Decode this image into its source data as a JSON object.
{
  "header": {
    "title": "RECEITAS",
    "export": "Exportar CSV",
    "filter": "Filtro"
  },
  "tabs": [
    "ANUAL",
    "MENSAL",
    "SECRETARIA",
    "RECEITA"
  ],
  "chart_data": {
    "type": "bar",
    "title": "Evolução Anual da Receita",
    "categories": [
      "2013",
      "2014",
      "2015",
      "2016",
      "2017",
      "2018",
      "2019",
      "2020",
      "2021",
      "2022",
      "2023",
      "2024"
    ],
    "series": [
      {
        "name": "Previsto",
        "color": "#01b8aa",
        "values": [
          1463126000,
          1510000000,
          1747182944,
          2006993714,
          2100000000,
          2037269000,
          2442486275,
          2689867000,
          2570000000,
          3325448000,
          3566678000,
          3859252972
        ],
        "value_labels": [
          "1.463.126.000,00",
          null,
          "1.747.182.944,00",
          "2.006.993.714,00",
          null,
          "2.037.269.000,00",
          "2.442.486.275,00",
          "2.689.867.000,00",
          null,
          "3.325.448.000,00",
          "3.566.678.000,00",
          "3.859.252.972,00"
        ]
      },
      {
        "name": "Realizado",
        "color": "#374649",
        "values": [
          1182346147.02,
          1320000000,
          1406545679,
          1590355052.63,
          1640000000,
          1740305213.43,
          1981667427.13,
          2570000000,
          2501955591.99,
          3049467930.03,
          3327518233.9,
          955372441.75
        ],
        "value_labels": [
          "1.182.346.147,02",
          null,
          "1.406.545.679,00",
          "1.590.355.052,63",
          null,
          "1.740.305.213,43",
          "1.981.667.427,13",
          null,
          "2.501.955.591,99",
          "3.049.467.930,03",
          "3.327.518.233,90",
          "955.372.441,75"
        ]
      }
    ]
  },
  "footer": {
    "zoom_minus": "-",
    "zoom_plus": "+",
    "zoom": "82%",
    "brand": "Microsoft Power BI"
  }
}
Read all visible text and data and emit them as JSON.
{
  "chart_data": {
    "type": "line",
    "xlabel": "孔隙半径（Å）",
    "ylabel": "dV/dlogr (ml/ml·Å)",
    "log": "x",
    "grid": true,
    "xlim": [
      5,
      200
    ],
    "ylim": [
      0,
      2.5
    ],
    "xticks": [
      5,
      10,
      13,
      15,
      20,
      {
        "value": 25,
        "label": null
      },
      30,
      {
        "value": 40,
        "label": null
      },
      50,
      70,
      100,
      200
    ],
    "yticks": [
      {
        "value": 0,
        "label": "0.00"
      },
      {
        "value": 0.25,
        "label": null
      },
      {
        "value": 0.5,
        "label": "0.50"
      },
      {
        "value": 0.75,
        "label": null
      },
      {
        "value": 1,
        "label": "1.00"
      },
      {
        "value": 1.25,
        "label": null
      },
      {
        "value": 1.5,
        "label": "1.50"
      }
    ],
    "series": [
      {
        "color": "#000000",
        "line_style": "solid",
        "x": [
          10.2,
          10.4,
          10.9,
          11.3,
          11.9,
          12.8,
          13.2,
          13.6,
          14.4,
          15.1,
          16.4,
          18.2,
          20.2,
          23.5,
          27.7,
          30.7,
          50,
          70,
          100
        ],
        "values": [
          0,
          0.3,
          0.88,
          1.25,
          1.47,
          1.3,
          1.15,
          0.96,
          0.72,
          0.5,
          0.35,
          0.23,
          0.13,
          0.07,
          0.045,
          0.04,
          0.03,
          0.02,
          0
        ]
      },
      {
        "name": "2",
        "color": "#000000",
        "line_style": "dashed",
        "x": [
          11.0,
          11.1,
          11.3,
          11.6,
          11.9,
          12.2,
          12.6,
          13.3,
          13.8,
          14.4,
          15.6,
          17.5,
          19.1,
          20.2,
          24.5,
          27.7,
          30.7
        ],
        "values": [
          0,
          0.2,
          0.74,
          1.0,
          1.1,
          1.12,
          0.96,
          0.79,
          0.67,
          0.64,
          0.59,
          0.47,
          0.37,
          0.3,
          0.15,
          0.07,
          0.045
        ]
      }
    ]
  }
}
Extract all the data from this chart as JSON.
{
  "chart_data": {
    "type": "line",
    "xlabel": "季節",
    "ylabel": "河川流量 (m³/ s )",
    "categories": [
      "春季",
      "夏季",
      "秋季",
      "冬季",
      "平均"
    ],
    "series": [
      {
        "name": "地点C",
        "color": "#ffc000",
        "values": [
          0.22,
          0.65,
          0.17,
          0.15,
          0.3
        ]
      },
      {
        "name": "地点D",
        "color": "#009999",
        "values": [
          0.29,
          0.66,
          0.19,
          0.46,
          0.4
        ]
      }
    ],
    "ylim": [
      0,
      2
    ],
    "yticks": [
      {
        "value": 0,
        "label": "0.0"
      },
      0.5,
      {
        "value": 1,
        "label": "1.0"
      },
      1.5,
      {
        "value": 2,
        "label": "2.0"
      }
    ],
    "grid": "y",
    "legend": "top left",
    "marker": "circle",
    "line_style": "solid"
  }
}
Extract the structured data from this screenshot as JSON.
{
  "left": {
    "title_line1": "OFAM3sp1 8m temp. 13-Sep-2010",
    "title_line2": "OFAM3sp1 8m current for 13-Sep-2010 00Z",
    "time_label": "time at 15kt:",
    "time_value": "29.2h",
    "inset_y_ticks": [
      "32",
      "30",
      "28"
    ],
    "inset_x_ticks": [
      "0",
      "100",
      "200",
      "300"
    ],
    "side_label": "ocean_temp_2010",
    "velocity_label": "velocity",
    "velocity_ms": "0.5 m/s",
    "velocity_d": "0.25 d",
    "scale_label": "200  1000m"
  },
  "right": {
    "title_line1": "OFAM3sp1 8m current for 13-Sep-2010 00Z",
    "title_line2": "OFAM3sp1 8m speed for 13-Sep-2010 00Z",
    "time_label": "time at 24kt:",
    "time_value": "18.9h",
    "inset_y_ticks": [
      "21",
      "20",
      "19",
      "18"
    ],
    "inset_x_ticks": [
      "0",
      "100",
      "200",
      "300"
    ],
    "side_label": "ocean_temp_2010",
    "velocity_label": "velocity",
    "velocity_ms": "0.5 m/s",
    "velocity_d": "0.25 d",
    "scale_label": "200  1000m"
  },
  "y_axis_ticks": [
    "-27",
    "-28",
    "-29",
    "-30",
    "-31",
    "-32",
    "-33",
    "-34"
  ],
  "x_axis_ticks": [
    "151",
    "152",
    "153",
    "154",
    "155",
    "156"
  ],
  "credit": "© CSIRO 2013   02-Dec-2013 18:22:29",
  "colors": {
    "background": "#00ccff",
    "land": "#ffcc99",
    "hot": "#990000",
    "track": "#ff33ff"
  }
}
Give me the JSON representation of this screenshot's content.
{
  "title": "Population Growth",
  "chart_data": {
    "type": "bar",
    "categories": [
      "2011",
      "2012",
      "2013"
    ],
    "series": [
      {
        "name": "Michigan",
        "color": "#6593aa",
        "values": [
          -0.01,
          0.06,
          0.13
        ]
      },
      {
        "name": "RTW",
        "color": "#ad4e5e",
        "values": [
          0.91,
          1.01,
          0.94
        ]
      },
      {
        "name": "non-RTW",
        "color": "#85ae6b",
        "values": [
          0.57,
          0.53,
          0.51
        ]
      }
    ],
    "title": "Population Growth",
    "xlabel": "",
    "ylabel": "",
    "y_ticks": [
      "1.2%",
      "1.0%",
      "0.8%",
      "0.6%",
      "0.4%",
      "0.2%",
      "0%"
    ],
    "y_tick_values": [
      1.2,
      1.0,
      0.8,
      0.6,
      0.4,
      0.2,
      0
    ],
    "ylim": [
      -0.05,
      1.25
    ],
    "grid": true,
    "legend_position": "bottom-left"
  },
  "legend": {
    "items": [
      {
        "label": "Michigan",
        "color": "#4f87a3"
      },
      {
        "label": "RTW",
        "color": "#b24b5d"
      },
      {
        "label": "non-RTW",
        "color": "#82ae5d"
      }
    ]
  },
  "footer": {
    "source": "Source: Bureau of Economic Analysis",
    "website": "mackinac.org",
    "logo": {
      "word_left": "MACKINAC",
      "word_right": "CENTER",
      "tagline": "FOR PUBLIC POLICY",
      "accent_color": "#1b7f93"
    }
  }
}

* * * * * * *

Your goal: What is the number of lines above that contain "Population"? Answer with that number only.

Solution for this problem: 2